### MATERIAL
########################################

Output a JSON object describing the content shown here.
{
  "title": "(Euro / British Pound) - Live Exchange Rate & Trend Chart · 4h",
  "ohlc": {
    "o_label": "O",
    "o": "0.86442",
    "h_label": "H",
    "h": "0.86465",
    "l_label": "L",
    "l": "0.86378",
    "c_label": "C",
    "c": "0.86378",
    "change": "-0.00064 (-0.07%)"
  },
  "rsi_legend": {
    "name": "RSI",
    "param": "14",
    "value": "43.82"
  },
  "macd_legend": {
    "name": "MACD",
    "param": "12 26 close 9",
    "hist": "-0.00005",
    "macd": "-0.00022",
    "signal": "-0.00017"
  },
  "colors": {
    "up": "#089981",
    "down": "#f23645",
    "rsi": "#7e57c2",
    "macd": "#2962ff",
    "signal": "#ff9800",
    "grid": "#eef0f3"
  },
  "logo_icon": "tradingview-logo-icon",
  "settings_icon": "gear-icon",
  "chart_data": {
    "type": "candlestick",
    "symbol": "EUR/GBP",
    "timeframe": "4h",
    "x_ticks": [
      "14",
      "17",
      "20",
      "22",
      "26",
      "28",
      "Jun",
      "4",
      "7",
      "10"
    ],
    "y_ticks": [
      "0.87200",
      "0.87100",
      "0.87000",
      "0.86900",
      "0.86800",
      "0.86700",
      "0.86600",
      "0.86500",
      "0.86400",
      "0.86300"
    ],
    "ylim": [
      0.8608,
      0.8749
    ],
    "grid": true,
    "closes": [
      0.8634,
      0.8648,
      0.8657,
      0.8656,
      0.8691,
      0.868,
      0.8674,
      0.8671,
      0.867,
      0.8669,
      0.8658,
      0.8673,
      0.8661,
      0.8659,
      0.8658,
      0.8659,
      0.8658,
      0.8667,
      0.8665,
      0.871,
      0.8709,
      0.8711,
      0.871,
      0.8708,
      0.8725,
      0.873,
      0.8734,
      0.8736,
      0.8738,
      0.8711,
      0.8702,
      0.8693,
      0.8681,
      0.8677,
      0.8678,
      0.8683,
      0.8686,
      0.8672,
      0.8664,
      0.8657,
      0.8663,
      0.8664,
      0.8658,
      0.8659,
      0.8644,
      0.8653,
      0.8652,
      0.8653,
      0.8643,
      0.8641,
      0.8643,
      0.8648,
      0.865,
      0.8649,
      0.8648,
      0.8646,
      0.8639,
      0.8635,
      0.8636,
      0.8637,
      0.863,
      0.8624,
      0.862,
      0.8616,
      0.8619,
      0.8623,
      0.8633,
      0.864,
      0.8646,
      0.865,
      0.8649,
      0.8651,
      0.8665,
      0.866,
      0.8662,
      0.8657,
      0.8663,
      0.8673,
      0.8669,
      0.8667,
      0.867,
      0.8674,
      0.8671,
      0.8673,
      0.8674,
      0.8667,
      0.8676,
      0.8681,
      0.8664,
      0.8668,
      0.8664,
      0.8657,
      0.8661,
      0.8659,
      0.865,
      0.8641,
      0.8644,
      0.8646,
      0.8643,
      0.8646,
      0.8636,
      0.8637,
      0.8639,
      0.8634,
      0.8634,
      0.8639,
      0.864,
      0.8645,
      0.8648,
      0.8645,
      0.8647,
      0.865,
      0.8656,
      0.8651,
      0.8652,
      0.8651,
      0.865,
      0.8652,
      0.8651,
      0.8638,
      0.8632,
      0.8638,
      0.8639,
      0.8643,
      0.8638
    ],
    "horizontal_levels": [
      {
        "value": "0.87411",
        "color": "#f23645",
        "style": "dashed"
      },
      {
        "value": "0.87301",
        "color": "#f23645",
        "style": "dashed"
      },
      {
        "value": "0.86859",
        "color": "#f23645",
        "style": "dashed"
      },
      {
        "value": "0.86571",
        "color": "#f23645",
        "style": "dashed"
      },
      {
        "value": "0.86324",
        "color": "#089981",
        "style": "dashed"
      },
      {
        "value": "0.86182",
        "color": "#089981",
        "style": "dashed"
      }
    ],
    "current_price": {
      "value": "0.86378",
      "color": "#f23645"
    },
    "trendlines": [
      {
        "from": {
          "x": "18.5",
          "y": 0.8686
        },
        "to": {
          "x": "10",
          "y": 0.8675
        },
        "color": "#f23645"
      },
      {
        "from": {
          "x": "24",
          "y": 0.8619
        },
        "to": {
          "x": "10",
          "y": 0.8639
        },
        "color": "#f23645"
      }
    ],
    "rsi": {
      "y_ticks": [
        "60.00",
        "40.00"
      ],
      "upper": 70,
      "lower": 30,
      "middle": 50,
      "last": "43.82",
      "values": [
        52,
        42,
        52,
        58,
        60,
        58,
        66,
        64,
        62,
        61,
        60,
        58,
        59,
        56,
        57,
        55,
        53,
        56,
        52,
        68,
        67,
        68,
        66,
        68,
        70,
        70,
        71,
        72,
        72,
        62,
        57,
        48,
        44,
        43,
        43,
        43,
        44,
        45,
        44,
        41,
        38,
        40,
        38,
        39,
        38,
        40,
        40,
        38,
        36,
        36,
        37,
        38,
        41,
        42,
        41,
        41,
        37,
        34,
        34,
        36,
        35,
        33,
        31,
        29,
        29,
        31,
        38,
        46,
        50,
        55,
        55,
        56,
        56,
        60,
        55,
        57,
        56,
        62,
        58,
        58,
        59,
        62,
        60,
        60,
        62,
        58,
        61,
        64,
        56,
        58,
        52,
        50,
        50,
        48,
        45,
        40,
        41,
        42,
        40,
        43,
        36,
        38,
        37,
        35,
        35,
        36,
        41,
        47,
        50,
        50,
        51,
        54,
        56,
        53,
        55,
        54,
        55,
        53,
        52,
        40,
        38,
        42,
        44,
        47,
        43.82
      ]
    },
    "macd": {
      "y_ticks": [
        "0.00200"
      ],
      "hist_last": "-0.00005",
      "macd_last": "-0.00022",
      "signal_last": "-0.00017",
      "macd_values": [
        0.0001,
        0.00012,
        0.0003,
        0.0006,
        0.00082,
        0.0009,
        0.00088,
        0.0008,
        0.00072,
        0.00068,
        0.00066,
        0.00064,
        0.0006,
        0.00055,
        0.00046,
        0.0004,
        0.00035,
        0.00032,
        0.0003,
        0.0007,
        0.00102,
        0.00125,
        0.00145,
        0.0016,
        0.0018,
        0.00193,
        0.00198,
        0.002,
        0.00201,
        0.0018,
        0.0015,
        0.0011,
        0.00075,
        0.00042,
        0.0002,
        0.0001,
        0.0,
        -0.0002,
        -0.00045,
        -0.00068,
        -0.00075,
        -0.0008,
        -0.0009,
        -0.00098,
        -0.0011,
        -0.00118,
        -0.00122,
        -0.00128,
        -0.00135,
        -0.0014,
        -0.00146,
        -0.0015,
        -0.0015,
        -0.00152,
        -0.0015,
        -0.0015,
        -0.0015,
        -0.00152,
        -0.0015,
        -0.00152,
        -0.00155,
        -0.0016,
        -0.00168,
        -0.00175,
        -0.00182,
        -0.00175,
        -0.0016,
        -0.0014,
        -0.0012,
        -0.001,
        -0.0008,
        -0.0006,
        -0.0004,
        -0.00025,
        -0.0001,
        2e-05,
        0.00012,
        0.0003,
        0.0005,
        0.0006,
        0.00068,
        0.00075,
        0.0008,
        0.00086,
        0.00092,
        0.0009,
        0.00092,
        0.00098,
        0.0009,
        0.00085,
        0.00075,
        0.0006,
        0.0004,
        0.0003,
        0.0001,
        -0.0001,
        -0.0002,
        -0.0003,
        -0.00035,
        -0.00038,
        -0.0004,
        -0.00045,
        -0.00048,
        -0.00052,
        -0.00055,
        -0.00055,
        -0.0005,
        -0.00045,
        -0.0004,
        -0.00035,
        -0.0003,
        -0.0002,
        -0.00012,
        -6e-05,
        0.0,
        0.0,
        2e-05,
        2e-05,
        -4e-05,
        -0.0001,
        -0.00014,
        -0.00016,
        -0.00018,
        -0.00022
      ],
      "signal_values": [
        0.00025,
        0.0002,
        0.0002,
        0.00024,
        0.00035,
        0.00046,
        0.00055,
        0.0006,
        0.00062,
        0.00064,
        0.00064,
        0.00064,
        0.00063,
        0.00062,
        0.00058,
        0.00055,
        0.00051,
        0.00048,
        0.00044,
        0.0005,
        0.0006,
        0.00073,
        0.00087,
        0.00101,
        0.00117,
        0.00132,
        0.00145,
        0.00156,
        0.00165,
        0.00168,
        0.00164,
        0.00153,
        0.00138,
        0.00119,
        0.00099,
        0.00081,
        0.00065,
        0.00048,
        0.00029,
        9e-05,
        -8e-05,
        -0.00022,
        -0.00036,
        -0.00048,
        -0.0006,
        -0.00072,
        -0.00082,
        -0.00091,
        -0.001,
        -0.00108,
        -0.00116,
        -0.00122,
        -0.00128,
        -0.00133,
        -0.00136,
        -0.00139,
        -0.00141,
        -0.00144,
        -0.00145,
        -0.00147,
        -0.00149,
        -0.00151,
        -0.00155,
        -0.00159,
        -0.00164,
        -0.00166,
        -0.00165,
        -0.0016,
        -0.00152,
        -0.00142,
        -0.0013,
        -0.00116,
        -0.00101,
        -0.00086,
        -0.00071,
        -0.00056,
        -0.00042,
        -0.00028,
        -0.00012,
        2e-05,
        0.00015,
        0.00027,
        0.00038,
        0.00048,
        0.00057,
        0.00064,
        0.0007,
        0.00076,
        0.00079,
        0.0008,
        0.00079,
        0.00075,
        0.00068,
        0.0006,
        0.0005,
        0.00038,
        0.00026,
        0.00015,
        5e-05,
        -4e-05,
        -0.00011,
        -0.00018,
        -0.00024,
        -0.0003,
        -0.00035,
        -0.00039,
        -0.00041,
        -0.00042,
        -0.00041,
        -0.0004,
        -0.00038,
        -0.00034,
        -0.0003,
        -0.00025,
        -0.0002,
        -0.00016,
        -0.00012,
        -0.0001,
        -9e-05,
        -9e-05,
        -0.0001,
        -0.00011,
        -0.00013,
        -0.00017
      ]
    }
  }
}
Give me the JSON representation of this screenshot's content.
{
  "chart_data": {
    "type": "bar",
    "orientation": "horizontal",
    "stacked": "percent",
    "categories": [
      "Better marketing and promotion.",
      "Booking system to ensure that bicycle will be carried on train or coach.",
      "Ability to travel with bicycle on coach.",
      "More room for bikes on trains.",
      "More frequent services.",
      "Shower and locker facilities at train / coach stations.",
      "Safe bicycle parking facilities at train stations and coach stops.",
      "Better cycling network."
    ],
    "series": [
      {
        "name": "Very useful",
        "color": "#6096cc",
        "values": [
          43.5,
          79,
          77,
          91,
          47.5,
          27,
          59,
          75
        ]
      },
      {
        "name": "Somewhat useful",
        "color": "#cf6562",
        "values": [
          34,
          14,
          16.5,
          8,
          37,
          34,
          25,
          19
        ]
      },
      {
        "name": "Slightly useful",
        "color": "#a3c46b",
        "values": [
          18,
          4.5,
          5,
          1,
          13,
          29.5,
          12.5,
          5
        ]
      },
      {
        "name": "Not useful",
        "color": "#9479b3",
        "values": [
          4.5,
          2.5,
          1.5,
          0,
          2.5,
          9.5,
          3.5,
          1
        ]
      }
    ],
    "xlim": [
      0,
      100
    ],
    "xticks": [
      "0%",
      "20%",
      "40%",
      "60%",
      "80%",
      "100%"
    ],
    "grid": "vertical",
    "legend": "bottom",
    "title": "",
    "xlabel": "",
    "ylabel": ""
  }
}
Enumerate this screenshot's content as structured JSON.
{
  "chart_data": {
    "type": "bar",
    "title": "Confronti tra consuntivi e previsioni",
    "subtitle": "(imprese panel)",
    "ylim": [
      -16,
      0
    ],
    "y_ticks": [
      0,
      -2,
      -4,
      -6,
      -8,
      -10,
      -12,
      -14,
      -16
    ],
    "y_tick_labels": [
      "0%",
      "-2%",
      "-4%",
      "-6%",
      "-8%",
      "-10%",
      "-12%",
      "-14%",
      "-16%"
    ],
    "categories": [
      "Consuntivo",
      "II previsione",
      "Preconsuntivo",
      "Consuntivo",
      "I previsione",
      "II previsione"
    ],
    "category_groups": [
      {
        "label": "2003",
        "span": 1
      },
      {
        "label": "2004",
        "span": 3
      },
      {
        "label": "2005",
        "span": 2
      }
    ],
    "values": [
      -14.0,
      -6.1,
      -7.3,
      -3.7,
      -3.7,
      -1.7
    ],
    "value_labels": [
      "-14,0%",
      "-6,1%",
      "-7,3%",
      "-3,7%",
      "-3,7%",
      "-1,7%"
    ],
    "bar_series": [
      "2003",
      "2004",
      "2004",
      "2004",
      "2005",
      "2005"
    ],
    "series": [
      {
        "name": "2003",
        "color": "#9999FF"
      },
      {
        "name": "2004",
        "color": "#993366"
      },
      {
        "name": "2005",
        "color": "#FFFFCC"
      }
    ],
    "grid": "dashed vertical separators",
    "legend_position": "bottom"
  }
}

########################################

### WHAT THE TASK ASKS
Look above for the line containing "Enumerate this screenshot's", then transcribe it and all lines after it through the last, exactly and with nothing else.

### FULL SOLUTION
Enumerate this screenshot's content as structured JSON.
{
  "chart_data": {
    "type": "bar",
    "title": "Confronti tra consuntivi e previsioni",
    "subtitle": "(imprese panel)",
    "ylim": [
      -16,
      0
    ],
    "y_ticks": [
      0,
      -2,
      -4,
      -6,
      -8,
      -10,
      -12,
      -14,
      -16
    ],
    "y_tick_labels": [
      "0%",
      "-2%",
      "-4%",
      "-6%",
      "-8%",
      "-10%",
      "-12%",
      "-14%",
      "-16%"
    ],
    "categories": [
      "Consuntivo",
      "II previsione",
      "Preconsuntivo",
      "Consuntivo",
      "I previsione",
      "II previsione"
    ],
    "category_groups": [
      {
        "label": "2003",
        "span": 1
      },
      {
        "label": "2004",
        "span": 3
      },
      {
        "label": "2005",
        "span": 2
      }
    ],
    "values": [
      -14.0,
      -6.1,
      -7.3,
      -3.7,
      -3.7,
      -1.7
    ],
    "value_labels": [
      "-14,0%",
      "-6,1%",
      "-7,3%",
      "-3,7%",
      "-3,7%",
      "-1,7%"
    ],
    "bar_series": [
      "2003",
      "2004",
      "2004",
      "2004",
      "2005",
      "2005"
    ],
    "series": [
      {
        "name": "2003",
        "color": "#9999FF"
      },
      {
        "name": "2004",
        "color": "#993366"
      },
      {
        "name": "2005",
        "color": "#FFFFCC"
      }
    ],
    "grid": "dashed vertical separators",
    "legend_position": "bottom"
  }
}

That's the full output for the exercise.